(源数据)

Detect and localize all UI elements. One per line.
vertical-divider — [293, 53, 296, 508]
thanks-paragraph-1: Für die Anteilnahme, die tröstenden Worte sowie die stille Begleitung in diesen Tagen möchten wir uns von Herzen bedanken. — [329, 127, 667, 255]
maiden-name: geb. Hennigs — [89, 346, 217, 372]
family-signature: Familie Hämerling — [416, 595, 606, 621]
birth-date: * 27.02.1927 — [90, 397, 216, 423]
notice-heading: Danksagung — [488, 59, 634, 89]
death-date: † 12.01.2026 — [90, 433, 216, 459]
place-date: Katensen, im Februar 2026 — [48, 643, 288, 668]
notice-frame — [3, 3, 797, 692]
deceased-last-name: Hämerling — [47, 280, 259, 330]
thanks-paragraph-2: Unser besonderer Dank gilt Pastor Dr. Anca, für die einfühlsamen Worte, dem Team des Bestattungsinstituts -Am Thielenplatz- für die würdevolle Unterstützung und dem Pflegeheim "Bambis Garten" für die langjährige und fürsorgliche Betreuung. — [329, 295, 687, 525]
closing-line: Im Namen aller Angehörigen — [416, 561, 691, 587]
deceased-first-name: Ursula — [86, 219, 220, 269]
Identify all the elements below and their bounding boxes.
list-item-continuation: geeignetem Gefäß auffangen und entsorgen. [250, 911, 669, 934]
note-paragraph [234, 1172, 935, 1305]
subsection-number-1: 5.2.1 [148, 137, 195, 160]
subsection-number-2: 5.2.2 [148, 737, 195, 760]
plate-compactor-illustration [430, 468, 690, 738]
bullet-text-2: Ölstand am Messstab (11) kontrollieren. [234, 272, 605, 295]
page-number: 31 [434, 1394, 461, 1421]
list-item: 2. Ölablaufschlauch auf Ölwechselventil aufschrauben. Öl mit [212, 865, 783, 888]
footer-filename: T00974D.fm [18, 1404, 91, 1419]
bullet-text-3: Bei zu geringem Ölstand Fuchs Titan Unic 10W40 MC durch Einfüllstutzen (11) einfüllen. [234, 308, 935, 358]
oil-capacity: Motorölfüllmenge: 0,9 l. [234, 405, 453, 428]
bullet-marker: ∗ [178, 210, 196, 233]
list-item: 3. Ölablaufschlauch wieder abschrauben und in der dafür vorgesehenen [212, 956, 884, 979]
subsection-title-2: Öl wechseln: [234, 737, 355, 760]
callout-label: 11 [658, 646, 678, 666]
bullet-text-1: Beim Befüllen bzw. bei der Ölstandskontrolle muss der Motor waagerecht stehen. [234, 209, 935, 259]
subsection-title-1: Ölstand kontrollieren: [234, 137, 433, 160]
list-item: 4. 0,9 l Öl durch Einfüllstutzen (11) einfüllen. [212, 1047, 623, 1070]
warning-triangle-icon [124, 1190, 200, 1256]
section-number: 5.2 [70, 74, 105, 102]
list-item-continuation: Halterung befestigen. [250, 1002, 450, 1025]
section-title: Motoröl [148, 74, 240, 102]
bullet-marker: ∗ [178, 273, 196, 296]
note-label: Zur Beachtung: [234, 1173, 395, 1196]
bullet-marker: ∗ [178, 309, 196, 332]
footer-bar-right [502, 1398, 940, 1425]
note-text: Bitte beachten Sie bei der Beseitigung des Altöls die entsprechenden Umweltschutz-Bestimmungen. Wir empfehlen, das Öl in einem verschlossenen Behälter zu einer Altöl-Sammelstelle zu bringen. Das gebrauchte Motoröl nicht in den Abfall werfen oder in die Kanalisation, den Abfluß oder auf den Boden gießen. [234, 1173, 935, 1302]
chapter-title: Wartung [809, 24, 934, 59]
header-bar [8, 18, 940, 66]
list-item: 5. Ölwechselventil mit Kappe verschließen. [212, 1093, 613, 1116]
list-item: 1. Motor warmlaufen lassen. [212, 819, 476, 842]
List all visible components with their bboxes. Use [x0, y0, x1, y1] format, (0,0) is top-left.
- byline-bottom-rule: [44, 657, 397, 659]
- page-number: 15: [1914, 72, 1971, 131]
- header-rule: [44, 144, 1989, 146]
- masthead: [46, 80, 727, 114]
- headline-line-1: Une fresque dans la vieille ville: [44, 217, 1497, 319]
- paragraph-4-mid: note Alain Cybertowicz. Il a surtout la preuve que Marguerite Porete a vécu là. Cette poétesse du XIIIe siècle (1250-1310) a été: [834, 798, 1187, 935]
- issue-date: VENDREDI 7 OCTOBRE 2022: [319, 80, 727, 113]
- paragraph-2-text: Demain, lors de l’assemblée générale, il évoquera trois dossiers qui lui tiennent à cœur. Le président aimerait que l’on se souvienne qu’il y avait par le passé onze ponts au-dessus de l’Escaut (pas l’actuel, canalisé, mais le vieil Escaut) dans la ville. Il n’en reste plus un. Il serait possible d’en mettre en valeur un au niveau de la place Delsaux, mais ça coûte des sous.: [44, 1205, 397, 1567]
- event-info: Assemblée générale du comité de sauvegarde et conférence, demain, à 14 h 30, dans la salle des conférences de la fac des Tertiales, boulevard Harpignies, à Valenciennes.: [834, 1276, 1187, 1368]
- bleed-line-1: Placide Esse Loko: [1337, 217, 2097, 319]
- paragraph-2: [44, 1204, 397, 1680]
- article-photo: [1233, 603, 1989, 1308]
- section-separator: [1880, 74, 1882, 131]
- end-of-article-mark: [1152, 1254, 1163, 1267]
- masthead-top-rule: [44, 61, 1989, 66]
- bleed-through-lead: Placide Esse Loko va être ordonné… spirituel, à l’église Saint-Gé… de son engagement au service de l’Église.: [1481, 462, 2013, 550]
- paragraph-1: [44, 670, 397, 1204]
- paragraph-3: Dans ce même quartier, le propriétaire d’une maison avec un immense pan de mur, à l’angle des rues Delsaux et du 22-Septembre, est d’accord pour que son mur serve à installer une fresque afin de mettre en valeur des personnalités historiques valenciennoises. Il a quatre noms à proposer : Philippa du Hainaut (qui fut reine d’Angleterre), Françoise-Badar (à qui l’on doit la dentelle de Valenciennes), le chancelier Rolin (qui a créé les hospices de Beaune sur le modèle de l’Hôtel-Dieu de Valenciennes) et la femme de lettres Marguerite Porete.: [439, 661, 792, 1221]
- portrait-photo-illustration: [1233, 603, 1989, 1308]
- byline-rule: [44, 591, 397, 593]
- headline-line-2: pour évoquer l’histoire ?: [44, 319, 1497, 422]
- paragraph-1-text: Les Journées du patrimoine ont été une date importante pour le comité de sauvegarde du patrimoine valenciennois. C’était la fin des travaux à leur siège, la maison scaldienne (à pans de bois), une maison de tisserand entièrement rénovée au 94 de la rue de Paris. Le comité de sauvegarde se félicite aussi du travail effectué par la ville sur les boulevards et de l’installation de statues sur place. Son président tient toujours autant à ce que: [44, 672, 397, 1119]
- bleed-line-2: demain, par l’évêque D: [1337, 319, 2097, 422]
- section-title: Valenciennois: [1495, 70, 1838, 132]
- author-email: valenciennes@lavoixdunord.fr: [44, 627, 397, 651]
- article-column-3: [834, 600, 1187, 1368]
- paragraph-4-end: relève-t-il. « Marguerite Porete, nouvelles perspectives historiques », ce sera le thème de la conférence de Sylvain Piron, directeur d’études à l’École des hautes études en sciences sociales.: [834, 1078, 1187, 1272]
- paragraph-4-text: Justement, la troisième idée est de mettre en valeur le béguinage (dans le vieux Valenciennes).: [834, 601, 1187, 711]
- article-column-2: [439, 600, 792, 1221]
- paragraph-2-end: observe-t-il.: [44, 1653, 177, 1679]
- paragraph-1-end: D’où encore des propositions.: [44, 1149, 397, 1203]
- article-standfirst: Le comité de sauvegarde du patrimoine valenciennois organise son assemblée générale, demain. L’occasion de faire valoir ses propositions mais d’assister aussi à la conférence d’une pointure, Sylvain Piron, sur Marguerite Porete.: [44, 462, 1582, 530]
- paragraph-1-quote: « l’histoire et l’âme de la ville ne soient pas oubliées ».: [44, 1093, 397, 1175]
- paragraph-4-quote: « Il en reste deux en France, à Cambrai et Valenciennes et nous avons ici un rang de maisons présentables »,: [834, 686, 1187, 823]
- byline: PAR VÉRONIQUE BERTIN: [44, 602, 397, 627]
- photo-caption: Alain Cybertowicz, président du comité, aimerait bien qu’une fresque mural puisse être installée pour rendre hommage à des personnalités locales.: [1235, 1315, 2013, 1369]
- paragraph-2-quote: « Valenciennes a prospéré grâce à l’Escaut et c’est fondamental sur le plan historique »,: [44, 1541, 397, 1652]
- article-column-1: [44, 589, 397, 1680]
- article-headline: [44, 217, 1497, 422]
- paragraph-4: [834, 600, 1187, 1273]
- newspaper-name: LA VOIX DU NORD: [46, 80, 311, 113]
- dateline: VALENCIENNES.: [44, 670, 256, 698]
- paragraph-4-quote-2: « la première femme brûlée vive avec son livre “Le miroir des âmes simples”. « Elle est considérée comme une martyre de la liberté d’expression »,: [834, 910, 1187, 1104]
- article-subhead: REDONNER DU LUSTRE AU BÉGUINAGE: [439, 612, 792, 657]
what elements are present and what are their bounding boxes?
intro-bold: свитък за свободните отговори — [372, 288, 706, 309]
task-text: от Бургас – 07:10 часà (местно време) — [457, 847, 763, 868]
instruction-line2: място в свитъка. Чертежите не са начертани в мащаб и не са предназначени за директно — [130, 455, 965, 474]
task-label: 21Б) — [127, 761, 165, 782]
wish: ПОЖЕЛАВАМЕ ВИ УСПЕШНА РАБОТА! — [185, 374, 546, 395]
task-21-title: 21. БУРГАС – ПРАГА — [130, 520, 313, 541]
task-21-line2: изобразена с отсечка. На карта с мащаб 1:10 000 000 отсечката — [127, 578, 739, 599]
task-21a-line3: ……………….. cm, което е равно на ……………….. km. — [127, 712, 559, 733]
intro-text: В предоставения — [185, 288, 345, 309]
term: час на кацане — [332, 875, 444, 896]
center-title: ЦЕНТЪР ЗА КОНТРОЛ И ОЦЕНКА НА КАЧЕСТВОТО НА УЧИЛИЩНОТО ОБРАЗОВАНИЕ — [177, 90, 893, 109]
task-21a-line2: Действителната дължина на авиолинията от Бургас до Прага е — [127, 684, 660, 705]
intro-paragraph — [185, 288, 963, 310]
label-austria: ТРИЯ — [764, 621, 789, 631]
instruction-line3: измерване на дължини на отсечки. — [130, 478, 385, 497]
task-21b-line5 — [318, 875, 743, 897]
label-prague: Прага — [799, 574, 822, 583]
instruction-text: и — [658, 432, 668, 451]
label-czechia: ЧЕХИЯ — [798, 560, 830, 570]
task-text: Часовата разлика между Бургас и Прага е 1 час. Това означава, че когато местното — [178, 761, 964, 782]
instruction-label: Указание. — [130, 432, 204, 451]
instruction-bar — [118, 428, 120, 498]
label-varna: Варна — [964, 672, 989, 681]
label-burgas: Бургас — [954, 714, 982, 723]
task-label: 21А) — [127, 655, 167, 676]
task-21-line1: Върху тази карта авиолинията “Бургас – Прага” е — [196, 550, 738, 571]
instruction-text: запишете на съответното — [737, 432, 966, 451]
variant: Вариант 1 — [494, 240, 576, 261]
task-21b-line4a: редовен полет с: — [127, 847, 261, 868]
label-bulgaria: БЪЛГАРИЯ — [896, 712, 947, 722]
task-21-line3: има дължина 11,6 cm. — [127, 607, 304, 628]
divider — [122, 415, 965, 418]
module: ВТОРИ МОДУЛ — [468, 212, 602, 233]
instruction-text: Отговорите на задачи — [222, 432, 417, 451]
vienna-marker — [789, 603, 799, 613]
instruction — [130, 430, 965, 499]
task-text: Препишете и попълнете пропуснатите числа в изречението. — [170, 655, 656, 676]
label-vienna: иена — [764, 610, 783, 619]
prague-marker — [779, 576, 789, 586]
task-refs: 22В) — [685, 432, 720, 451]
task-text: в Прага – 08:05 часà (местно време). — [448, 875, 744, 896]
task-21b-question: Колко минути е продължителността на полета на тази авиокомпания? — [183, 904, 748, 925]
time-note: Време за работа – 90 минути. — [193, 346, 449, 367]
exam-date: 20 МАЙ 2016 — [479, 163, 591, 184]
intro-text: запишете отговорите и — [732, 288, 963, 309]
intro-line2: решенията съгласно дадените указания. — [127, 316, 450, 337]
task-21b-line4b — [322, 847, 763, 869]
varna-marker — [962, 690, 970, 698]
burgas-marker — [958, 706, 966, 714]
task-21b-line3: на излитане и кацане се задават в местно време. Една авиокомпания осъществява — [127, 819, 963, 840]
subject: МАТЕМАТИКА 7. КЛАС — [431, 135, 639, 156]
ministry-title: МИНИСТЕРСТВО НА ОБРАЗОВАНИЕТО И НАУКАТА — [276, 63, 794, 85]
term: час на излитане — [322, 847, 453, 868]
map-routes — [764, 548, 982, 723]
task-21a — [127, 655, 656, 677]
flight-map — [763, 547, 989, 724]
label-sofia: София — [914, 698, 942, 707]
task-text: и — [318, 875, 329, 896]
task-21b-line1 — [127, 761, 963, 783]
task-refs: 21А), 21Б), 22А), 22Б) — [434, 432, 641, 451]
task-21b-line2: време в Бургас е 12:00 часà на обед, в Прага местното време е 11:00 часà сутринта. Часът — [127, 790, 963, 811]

任务要求: 请从上面的记录中挑出所有含有字符串“Escaut”的行，并原样逐行抄出。

完整输出:
- paragraph-2-text: Demain, lors de l’assemblée générale, il évoquera trois dossiers qui lui tiennent à cœur. Le président aimerait que l’on se souvienne qu’il y avait par le passé onze ponts au-dessus de l’Escaut (pas l’actuel, canalisé, mais le vieil Escaut) dans la ville. Il n’en reste plus un. Il serait possible d’en mettre en valeur un au niveau de la place Delsaux, mais ça coûte des sous.: [44, 1205, 397, 1567]
- paragraph-2-quote: « Valenciennes a prospéré grâce à l’Escaut et c’est fondamental sur le plan historique »,: [44, 1541, 397, 1652]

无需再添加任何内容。